→ Given exercise
Identify the lines that contain the word "JSON", then copy them.

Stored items
···
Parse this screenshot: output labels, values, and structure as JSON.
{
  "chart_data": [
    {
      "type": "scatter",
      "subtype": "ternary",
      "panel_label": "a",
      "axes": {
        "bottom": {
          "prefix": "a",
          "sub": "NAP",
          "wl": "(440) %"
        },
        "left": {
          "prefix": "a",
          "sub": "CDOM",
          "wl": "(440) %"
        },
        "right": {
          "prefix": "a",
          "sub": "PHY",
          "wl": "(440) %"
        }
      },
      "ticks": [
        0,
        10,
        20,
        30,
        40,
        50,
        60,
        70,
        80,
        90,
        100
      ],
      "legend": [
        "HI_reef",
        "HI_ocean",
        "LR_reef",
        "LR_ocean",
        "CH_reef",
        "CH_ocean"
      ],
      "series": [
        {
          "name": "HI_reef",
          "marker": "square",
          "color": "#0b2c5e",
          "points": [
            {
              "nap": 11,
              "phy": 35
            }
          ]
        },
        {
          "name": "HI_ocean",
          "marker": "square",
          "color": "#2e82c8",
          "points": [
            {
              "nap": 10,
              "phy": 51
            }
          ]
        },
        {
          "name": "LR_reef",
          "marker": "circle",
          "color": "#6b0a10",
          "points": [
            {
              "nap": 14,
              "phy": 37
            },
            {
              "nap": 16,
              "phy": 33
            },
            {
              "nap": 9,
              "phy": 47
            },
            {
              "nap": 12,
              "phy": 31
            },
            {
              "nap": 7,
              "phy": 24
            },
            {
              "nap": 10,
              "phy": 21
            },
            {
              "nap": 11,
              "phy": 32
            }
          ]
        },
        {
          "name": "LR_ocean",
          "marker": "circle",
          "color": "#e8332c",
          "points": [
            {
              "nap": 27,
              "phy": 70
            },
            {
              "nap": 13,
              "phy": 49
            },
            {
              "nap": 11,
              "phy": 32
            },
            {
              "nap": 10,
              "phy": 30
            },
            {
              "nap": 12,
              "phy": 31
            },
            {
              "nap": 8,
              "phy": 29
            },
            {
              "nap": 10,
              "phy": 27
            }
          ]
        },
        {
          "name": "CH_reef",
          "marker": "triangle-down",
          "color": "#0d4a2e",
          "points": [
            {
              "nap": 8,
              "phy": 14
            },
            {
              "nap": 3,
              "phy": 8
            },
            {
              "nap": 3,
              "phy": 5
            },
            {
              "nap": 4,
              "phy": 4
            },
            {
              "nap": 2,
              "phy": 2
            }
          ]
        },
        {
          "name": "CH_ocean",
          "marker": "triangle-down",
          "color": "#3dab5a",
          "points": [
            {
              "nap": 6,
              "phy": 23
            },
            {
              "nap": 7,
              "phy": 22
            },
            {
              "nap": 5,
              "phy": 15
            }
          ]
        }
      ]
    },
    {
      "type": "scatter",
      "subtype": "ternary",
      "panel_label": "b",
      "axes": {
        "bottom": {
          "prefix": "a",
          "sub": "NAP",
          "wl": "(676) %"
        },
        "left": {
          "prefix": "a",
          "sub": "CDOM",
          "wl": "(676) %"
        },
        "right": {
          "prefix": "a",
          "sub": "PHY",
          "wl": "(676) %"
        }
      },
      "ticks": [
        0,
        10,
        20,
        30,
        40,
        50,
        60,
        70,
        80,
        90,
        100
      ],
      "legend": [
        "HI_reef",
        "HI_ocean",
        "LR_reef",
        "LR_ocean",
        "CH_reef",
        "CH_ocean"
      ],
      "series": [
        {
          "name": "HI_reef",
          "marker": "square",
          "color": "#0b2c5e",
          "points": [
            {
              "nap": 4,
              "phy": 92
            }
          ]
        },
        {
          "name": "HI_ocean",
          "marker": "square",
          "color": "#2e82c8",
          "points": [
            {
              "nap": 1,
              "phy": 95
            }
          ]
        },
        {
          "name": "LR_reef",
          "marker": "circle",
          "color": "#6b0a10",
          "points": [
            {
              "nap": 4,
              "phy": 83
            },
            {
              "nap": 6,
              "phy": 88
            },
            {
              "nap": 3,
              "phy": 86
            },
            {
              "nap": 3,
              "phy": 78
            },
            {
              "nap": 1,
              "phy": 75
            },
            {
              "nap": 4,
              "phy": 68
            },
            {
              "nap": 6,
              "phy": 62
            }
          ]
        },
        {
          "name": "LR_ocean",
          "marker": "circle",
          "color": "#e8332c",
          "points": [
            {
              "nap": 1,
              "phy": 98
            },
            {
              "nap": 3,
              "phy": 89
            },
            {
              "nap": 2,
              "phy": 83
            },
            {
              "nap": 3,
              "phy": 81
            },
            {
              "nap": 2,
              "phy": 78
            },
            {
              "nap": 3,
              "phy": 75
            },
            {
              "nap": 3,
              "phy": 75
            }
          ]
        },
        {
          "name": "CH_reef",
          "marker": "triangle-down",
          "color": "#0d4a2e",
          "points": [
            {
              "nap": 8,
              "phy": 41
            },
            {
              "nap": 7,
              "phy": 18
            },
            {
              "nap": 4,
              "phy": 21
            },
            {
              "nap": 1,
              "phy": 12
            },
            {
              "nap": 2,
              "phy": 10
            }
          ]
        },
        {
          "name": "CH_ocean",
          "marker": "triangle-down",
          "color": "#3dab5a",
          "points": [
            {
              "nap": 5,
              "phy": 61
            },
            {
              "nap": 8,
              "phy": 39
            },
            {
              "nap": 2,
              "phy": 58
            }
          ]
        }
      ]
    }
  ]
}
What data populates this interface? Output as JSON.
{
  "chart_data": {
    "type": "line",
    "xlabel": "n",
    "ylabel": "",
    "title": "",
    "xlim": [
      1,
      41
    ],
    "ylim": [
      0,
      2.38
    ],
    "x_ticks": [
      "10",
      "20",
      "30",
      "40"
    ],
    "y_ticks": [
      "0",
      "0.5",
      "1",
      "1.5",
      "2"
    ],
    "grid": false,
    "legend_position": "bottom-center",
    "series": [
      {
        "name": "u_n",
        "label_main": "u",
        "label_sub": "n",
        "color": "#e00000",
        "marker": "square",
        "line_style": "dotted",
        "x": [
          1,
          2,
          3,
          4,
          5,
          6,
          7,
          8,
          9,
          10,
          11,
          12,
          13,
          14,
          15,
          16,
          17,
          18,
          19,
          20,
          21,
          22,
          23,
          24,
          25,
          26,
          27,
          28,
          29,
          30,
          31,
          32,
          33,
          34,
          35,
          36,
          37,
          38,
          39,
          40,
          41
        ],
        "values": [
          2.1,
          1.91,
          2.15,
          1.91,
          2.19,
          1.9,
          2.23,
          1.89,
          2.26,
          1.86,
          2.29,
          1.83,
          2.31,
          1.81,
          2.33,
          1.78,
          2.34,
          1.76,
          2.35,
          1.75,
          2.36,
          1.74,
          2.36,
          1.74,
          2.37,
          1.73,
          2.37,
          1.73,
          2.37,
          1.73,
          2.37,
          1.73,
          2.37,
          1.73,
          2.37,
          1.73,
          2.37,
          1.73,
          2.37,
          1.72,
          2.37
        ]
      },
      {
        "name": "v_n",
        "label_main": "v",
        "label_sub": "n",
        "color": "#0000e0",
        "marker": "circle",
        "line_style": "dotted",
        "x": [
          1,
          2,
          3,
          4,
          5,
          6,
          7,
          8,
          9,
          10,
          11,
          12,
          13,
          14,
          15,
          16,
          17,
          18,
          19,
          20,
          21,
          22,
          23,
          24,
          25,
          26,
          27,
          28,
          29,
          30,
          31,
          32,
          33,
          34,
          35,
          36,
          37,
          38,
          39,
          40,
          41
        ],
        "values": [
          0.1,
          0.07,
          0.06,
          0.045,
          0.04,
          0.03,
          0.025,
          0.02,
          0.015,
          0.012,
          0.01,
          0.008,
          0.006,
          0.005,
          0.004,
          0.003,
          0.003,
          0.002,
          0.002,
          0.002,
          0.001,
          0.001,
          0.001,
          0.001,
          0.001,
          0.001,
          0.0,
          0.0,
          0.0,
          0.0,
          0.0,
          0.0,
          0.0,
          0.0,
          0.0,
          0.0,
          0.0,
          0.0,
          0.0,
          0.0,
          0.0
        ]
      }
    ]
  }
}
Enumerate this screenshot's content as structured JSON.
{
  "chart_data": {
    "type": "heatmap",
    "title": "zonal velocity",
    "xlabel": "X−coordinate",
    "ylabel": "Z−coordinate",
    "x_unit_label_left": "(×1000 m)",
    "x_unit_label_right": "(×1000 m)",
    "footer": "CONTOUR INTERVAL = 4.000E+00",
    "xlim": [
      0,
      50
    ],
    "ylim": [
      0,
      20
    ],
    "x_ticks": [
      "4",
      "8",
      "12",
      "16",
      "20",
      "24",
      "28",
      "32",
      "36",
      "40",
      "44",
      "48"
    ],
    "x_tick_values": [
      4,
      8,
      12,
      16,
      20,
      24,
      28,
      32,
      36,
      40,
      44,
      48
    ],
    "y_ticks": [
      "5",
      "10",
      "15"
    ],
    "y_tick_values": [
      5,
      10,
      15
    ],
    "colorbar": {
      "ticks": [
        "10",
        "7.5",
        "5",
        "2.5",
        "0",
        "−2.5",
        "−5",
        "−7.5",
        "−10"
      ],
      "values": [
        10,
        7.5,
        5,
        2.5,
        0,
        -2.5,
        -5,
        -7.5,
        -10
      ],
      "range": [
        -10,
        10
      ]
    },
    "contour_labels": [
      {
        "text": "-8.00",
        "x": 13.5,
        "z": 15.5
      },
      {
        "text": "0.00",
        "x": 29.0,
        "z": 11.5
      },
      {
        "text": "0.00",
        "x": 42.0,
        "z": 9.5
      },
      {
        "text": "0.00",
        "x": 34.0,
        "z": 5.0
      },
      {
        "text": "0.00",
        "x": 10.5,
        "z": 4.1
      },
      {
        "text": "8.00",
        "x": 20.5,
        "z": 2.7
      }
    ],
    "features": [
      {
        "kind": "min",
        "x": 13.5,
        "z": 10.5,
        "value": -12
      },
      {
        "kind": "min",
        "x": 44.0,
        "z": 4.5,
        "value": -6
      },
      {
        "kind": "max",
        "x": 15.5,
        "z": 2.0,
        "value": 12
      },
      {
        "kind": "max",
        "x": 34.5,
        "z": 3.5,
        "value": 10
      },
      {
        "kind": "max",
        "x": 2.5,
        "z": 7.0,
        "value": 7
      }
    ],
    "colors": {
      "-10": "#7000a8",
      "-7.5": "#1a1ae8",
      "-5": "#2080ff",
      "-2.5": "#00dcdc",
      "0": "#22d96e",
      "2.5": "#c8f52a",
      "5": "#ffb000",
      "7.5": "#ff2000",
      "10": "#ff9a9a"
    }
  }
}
···
→ Task output
Parse this screenshot: output labels, values, and structure as JSON.
What data populates this interface? Output as JSON.
Enumerate this screenshot's content as structured JSON.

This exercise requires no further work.